WRITTEN REQUEST: Write out the data below in full. Keep it exact.

[Some records]

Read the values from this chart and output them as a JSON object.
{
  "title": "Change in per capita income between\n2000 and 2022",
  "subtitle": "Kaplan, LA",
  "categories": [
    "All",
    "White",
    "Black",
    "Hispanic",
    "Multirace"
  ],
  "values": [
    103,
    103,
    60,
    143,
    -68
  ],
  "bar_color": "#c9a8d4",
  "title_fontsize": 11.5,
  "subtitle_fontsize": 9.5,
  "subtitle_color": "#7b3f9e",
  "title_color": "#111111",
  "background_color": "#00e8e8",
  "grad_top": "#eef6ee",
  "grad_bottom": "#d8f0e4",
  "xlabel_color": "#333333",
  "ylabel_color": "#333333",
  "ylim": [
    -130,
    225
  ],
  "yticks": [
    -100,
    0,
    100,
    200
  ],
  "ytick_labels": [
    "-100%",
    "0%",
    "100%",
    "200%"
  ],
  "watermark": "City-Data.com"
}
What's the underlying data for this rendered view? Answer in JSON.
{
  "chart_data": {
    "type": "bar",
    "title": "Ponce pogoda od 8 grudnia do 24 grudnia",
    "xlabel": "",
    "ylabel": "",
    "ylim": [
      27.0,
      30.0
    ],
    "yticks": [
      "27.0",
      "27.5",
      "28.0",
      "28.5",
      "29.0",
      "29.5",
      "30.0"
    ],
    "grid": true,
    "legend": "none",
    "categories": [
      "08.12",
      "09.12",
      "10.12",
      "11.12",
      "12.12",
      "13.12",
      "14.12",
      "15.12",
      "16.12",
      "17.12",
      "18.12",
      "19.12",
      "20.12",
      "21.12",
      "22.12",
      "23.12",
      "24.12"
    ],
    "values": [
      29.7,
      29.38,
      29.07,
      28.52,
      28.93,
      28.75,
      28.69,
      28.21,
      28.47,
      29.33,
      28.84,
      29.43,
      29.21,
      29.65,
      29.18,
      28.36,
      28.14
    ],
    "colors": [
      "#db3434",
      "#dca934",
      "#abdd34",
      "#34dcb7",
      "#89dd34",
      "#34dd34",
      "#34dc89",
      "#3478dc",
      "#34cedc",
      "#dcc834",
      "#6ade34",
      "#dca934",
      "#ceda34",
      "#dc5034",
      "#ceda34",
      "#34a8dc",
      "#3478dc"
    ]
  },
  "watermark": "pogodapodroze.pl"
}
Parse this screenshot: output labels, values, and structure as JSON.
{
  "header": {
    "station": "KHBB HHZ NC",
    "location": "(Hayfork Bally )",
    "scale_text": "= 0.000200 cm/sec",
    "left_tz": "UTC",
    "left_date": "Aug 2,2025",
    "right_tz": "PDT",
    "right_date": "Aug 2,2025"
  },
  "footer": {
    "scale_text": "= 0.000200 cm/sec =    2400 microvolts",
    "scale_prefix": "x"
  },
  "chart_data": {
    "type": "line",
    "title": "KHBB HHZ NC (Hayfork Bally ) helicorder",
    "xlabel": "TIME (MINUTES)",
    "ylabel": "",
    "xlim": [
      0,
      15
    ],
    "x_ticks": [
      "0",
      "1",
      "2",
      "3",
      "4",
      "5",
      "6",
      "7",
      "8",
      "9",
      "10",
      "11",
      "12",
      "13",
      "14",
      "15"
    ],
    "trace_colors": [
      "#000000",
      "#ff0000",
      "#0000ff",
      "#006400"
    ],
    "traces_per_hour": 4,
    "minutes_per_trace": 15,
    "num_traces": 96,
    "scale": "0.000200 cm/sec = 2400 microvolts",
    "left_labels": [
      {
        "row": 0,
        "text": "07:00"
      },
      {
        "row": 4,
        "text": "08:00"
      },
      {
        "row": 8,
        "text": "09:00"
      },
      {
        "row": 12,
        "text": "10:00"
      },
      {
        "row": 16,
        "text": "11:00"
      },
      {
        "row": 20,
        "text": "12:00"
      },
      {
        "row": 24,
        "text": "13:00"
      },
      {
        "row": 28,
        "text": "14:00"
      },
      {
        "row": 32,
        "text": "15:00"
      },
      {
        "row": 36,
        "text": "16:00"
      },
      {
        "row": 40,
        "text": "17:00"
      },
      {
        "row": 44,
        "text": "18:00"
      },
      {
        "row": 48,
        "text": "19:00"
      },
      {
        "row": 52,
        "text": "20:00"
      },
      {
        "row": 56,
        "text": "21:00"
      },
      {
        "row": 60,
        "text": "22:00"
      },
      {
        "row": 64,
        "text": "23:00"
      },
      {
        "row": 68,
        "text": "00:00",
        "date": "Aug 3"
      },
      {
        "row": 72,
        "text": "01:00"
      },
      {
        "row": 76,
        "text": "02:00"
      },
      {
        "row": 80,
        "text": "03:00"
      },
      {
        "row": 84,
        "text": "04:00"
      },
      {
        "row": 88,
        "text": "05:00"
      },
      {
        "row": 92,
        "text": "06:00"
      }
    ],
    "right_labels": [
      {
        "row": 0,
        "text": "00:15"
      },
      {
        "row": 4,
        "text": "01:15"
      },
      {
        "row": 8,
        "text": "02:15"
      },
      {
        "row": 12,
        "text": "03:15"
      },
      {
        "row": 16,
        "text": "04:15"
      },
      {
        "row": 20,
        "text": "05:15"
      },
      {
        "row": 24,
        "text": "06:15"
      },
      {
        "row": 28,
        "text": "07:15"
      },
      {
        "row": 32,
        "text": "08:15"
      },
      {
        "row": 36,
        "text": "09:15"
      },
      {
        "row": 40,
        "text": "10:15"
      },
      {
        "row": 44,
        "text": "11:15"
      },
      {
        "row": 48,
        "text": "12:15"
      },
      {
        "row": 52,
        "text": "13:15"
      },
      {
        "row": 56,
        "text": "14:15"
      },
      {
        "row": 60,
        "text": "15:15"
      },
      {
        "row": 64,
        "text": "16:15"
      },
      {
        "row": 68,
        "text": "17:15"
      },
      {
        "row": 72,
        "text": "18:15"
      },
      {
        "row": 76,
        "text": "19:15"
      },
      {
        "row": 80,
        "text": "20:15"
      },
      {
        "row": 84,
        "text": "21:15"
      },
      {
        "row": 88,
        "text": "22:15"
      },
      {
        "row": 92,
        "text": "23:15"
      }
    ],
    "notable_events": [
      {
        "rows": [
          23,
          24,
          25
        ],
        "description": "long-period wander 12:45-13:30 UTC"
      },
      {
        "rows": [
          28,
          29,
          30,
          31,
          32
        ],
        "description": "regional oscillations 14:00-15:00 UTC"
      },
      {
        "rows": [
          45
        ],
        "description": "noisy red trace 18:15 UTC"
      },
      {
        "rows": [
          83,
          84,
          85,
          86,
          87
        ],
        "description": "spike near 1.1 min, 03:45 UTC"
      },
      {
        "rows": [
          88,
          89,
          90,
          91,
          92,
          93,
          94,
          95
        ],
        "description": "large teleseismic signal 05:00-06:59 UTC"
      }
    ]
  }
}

ANSWER:
Read the values from this chart and output them as a JSON object.
{
  "title": "Change in per capita income between\n2000 and 2022",
  "subtitle": "Kaplan, LA",
  "categories": [
    "All",
    "White",
    "Black",
    "Hispanic",
    "Multirace"
  ],
  "values": [
    103,
    103,
    60,
    143,
    -68
  ],
  "bar_color": "#c9a8d4",
  "title_fontsize": 11.5,
  "subtitle_fontsize": 9.5,
  "subtitle_color": "#7b3f9e",
  "title_color": "#111111",
  "background_color": "#00e8e8",
  "grad_top": "#eef6ee",
  "grad_bottom": "#d8f0e4",
  "xlabel_color": "#333333",
  "ylabel_color": "#333333",
  "ylim": [
    -130,
    225
  ],
  "yticks": [
    -100,
    0,
    100,
    200
  ],
  "ytick_labels": [
    "-100%",
    "0%",
    "100%",
    "200%"
  ],
  "watermark": "City-Data.com"
}
What's the underlying data for this rendered view? Answer in JSON.
{
  "chart_data": {
    "type": "bar",
    "title": "Ponce pogoda od 8 grudnia do 24 grudnia",
    "xlabel": "",
    "ylabel": "",
    "ylim": [
      27.0,
      30.0
    ],
    "yticks": [
      "27.0",
      "27.5",
      "28.0",
      "28.5",
      "29.0",
      "29.5",
      "30.0"
    ],
    "grid": true,
    "legend": "none",
    "categories": [
      "08.12",
      "09.12",
      "10.12",
      "11.12",
      "12.12",
      "13.12",
      "14.12",
      "15.12",
      "16.12",
      "17.12",
      "18.12",
      "19.12",
      "20.12",
      "21.12",
      "22.12",
      "23.12",
      "24.12"
    ],
    "values": [
      29.7,
      29.38,
      29.07,
      28.52,
      28.93,
      28.75,
      28.69,
      28.21,
      28.47,
      29.33,
      28.84,
      29.43,
      29.21,
      29.65,
      29.18,
      28.36,
      28.14
    ],
    "colors": [
      "#db3434",
      "#dca934",
      "#abdd34",
      "#34dcb7",
      "#89dd34",
      "#34dd34",
      "#34dc89",
      "#3478dc",
      "#34cedc",
      "#dcc834",
      "#6ade34",
      "#dca934",
      "#ceda34",
      "#dc5034",
      "#ceda34",
      "#34a8dc",
      "#3478dc"
    ]
  },
  "watermark": "pogodapodroze.pl"
}
Parse this screenshot: output labels, values, and structure as JSON.
{
  "header": {
    "station": "KHBB HHZ NC",
    "location": "(Hayfork Bally )",
    "scale_text": "= 0.000200 cm/sec",
    "left_tz": "UTC",
    "left_date": "Aug 2,2025",
    "right_tz": "PDT",
    "right_date": "Aug 2,2025"
  },
  "footer": {
    "scale_text": "= 0.000200 cm/sec =    2400 microvolts",
    "scale_prefix": "x"
  },
  "chart_data": {
    "type": "line",
    "title": "KHBB HHZ NC (Hayfork Bally ) helicorder",
    "xlabel": "TIME (MINUTES)",
    "ylabel": "",
    "xlim": [
      0,
      15
    ],
    "x_ticks": [
      "0",
      "1",
      "2",
      "3",
      "4",
      "5",
      "6",
      "7",
      "8",
      "9",
      "10",
      "11",
      "12",
      "13",
      "14",
      "15"
    ],
    "trace_colors": [
      "#000000",
      "#ff0000",
      "#0000ff",
      "#006400"
    ],
    "traces_per_hour": 4,
    "minutes_per_trace": 15,
    "num_traces": 96,
    "scale": "0.000200 cm/sec = 2400 microvolts",
    "left_labels": [
      {
        "row": 0,
        "text": "07:00"
      },
      {
        "row": 4,
        "text": "08:00"
      },
      {
        "row": 8,
        "text": "09:00"
      },
      {
        "row": 12,
        "text": "10:00"
      },
      {
        "row": 16,
        "text": "11:00"
      },
      {
        "row": 20,
        "text": "12:00"
      },
      {
        "row": 24,
        "text": "13:00"
      },
      {
        "row": 28,
        "text": "14:00"
      },
      {
        "row": 32,
        "text": "15:00"
      },
      {
        "row": 36,
        "text": "16:00"
      },
      {
        "row": 40,
        "text": "17:00"
      },
      {
        "row": 44,
        "text": "18:00"
      },
      {
        "row": 48,
        "text": "19:00"
      },
      {
        "row": 52,
        "text": "20:00"
      },
      {
        "row": 56,
        "text": "21:00"
      },
      {
        "row": 60,
        "text": "22:00"
      },
      {
        "row": 64,
        "text": "23:00"
      },
      {
        "row": 68,
        "text": "00:00",
        "date": "Aug 3"
      },
      {
        "row": 72,
        "text": "01:00"
      },
      {
        "row": 76,
        "text": "02:00"
      },
      {
        "row": 80,
        "text": "03:00"
      },
      {
        "row": 84,
        "text": "04:00"
      },
      {
        "row": 88,
        "text": "05:00"
      },
      {
        "row": 92,
        "text": "06:00"
      }
    ],
    "right_labels": [
      {
        "row": 0,
        "text": "00:15"
      },
      {
        "row": 4,
        "text": "01:15"
      },
      {
        "row": 8,
        "text": "02:15"
      },
      {
        "row": 12,
        "text": "03:15"
      },
      {
        "row": 16,
        "text": "04:15"
      },
      {
        "row": 20,
        "text": "05:15"
      },
      {
        "row": 24,
        "text": "06:15"
      },
      {
        "row": 28,
        "text": "07:15"
      },
      {
        "row": 32,
        "text": "08:15"
      },
      {
        "row": 36,
        "text": "09:15"
      },
      {
        "row": 40,
        "text": "10:15"
      },
      {
        "row": 44,
        "text": "11:15"
      },
      {
        "row": 48,
        "text": "12:15"
      },
      {
        "row": 52,
        "text": "13:15"
      },
      {
        "row": 56,
        "text": "14:15"
      },
      {
        "row": 60,
        "text": "15:15"
      },
      {
        "row": 64,
        "text": "16:15"
      },
      {
        "row": 68,
        "text": "17:15"
      },
      {
        "row": 72,
        "text": "18:15"
      },
      {
        "row": 76,
        "text": "19:15"
      },
      {
        "row": 80,
        "text": "20:15"
      },
      {
        "row": 84,
        "text": "21:15"
      },
      {
        "row": 88,
        "text": "22:15"
      },
      {
        "row": 92,
        "text": "23:15"
      }
    ],
    "notable_events": [
      {
        "rows": [
          23,
          24,
          25
        ],
        "description": "long-period wander 12:45-13:30 UTC"
      },
      {
        "rows": [
          28,
          29,
          30,
          31,
          32
        ],
        "description": "regional oscillations 14:00-15:00 UTC"
      },
      {
        "rows": [
          45
        ],
        "description": "noisy red trace 18:15 UTC"
      },
      {
        "rows": [
          83,
          84,
          85,
          86,
          87
        ],
        "description": "spike near 1.1 min, 03:45 UTC"
      },
      {
        "rows": [
          88,
          89,
          90,
          91,
          92,
          93,
          94,
          95
        ],
        "description": "large teleseismic signal 05:00-06:59 UTC"
      }
    ]
  }
}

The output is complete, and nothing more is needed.